Work to complete | Wherever the word "دينار" appears in the entries, copy the whole line.

[Start]

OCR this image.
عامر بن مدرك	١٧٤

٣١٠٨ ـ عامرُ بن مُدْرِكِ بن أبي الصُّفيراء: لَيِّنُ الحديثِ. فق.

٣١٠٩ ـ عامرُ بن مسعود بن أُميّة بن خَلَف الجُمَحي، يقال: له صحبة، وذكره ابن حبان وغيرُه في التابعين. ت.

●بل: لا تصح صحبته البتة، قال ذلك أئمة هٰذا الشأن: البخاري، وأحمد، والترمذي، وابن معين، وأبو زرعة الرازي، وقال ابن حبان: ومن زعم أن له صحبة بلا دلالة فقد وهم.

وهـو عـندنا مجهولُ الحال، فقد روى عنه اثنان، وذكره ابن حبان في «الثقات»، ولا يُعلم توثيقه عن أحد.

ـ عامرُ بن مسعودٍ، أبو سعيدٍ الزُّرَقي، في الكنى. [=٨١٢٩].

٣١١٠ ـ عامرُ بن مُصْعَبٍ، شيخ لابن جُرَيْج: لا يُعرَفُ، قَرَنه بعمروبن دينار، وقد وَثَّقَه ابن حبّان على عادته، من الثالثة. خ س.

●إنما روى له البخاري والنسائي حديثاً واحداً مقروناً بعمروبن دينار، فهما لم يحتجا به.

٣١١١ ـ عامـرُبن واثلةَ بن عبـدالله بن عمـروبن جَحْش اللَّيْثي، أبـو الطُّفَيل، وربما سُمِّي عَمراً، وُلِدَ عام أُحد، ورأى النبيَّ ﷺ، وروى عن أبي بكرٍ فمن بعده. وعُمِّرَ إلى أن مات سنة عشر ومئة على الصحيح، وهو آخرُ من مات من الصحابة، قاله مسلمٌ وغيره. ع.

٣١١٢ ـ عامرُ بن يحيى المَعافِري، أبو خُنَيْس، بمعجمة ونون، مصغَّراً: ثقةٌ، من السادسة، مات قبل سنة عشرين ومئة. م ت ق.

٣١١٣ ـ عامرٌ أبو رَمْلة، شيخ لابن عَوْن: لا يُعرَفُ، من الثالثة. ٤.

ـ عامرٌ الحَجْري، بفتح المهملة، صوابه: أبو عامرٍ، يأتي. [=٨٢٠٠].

[End]

Full response |
٣١١٠ ـ عامرُ بن مُصْعَبٍ، شيخ لابن جُرَيْج: لا يُعرَفُ، قَرَنه بعمروبن دينار، وقد وَثَّقَه ابن حبّان على عادته، من الثالثة. خ س.
●إنما روى له البخاري والنسائي حديثاً واحداً مقروناً بعمروبن دينار، فهما لم يحتجا به.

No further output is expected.